MATERIAL FOR THIS TASK:
= = = = =

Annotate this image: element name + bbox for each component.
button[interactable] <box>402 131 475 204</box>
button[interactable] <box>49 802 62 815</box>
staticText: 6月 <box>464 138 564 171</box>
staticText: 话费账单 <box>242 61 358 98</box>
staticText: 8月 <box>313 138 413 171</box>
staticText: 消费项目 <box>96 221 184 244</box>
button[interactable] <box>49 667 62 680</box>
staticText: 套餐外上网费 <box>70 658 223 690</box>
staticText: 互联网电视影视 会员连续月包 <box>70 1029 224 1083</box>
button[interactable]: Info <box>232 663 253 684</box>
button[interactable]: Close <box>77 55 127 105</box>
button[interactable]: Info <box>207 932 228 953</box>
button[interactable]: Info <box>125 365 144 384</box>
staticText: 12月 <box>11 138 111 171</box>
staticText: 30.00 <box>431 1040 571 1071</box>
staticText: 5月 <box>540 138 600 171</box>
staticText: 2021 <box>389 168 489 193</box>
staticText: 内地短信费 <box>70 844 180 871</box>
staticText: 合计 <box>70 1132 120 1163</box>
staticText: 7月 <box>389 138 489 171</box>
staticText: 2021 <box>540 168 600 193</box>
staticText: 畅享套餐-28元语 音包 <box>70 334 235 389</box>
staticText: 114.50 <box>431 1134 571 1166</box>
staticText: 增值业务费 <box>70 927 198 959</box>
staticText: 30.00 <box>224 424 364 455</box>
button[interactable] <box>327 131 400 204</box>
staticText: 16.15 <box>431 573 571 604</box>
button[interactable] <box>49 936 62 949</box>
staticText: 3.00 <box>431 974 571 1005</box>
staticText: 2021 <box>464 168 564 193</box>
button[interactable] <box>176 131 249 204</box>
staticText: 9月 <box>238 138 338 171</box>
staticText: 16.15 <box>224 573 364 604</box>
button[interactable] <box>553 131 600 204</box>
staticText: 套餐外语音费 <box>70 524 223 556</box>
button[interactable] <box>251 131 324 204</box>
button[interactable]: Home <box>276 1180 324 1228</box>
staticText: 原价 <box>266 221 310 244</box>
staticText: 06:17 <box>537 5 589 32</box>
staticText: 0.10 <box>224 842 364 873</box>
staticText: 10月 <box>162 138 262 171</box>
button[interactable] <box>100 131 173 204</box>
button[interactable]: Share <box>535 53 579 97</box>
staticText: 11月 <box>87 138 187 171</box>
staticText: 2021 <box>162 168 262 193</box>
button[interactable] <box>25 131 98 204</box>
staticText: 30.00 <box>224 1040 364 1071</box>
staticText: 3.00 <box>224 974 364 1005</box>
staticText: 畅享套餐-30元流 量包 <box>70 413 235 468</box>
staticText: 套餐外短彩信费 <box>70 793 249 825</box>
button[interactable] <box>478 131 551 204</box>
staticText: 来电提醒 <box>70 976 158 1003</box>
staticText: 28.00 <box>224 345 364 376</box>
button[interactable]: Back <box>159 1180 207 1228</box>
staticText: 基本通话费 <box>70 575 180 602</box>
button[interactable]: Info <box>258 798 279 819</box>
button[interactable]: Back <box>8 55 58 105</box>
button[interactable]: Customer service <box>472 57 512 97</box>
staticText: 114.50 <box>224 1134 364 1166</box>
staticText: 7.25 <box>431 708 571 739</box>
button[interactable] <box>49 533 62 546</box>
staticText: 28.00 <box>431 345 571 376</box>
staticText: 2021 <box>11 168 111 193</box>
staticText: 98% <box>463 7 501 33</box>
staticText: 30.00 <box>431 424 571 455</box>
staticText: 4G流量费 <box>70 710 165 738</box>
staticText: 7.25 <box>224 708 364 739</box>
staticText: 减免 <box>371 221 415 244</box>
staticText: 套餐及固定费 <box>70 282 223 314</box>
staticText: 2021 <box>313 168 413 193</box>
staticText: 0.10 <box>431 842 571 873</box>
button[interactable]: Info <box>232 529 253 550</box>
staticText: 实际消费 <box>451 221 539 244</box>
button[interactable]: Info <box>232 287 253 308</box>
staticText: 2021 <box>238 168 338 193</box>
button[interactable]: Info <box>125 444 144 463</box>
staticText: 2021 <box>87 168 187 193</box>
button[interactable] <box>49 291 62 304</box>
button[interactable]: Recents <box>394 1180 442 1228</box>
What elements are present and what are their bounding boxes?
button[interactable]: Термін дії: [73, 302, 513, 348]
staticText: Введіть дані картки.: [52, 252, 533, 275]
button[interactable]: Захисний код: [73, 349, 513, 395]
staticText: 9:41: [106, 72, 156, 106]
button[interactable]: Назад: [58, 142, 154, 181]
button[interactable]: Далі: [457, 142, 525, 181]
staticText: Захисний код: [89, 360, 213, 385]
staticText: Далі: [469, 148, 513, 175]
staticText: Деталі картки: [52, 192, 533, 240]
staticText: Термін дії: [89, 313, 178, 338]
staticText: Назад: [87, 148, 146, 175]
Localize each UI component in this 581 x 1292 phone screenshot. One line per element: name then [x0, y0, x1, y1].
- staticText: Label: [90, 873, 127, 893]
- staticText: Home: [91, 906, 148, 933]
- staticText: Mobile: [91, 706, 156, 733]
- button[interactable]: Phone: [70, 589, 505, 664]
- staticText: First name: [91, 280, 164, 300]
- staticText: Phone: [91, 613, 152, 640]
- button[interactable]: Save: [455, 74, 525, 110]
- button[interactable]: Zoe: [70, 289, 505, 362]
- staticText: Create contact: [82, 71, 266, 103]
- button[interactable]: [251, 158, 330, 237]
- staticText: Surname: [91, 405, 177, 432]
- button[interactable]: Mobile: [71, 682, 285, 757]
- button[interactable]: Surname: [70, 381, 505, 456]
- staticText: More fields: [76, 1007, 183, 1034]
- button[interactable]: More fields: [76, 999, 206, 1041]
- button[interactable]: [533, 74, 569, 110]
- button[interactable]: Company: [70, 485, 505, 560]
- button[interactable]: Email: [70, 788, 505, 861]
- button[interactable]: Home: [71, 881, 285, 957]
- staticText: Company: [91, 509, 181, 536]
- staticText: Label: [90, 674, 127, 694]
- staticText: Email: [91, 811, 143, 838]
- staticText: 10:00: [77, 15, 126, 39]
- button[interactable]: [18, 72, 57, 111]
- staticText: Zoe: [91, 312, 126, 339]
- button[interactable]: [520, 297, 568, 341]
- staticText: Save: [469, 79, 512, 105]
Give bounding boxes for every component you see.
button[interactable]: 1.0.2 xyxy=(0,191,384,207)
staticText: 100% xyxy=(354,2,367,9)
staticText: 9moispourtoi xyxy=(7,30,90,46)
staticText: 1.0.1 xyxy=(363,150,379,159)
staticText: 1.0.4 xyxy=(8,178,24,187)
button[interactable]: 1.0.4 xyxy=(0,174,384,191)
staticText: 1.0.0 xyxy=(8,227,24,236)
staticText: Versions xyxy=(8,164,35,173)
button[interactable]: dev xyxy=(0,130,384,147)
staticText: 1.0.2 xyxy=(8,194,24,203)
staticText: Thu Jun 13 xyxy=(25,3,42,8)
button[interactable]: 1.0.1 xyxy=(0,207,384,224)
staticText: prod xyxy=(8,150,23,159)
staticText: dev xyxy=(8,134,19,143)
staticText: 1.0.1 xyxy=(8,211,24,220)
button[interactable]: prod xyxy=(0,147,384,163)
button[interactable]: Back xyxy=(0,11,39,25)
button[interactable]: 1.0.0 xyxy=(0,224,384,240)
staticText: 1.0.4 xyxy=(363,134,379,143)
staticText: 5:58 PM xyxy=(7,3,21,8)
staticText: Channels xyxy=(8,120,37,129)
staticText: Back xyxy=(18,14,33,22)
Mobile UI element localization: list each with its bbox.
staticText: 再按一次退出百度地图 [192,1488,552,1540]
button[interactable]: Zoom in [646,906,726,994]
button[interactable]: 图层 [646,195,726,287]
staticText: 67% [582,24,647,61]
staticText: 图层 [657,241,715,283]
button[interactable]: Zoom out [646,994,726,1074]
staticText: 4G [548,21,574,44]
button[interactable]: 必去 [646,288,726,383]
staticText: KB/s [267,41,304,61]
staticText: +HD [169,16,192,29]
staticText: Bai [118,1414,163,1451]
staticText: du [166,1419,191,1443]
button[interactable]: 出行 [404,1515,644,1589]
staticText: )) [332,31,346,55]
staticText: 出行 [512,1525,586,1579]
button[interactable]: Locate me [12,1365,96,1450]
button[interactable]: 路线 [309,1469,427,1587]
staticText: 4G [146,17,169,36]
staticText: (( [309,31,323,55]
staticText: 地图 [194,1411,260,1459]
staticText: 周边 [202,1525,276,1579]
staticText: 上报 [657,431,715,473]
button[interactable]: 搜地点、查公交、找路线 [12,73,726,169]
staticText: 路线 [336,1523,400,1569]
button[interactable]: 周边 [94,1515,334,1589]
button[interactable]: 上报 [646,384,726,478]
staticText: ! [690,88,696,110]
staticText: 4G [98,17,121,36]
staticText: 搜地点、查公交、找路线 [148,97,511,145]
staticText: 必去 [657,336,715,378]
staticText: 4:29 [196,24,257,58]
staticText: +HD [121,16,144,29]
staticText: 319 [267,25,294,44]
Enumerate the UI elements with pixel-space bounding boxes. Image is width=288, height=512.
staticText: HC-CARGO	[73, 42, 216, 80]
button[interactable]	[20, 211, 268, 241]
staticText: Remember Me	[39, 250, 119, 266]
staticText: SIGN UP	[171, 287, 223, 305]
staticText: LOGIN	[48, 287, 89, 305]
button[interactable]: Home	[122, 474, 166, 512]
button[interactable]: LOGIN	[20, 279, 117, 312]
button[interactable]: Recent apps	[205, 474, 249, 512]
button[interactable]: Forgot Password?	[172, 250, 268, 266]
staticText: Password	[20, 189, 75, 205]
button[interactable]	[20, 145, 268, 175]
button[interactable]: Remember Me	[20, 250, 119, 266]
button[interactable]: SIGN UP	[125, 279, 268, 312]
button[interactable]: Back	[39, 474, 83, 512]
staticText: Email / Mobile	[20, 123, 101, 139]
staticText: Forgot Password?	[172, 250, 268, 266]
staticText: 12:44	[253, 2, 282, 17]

= = = = =

WHAT YOU WILL DO: Repeat the data word for word, from the first line through the line containing "button[interactable] <box>176 131", including both of those lines.

RESULT:
Annotate this image: element name + bbox for each component.
button[interactable] <box>402 131 475 204</box>
button[interactable] <box>49 802 62 815</box>
staticText: 6月 <box>464 138 564 171</box>
staticText: 话费账单 <box>242 61 358 98</box>
staticText: 8月 <box>313 138 413 171</box>
staticText: 消费项目 <box>96 221 184 244</box>
button[interactable] <box>49 667 62 680</box>
staticText: 套餐外上网费 <box>70 658 223 690</box>
staticText: 互联网电视影视 会员连续月包 <box>70 1029 224 1083</box>
button[interactable]: Info <box>232 663 253 684</box>
button[interactable]: Close <box>77 55 127 105</box>
button[interactable]: Info <box>207 932 228 953</box>
button[interactable]: Info <box>125 365 144 384</box>
staticText: 12月 <box>11 138 111 171</box>
staticText: 30.00 <box>431 1040 571 1071</box>
staticText: 5月 <box>540 138 600 171</box>
staticText: 2021 <box>389 168 489 193</box>
staticText: 内地短信费 <box>70 844 180 871</box>
staticText: 合计 <box>70 1132 120 1163</box>
staticText: 7月 <box>389 138 489 171</box>
staticText: 2021 <box>540 168 600 193</box>
staticText: 畅享套餐-28元语 音包 <box>70 334 235 389</box>
staticText: 114.50 <box>431 1134 571 1166</box>
staticText: 增值业务费 <box>70 927 198 959</box>
staticText: 30.00 <box>224 424 364 455</box>
button[interactable] <box>327 131 400 204</box>
staticText: 16.15 <box>431 573 571 604</box>
button[interactable] <box>49 936 62 949</box>
staticText: 3.00 <box>431 974 571 1005</box>
staticText: 2021 <box>464 168 564 193</box>
button[interactable] <box>176 131 249 204</box>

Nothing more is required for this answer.